Exercise prompt » Collect each line in the records below that contains the string "point", matching case exactly.

-- START OF Records for this task --

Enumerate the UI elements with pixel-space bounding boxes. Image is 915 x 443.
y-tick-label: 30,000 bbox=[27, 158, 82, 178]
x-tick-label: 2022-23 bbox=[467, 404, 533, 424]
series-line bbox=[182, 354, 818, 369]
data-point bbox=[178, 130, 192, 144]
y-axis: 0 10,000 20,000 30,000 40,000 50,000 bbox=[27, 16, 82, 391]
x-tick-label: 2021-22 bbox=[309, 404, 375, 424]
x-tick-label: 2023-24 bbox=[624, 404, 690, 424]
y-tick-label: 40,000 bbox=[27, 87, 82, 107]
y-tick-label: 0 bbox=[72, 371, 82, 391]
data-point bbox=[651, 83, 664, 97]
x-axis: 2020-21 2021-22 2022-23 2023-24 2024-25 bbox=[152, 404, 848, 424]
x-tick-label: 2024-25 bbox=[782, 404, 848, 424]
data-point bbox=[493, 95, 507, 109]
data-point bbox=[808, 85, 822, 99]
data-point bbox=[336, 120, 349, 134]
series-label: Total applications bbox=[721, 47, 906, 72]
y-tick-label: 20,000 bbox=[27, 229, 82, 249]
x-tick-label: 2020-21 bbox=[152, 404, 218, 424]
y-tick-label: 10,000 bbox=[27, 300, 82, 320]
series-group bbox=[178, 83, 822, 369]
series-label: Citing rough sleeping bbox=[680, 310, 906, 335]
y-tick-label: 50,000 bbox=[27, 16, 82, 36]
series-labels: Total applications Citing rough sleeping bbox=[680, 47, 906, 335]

-- END OF Records for this task --

Completed task »
data-point bbox=[178, 130, 192, 144]
data-point bbox=[651, 83, 664, 97]
data-point bbox=[493, 95, 507, 109]
data-point bbox=[808, 85, 822, 99]
data-point bbox=[336, 120, 349, 134]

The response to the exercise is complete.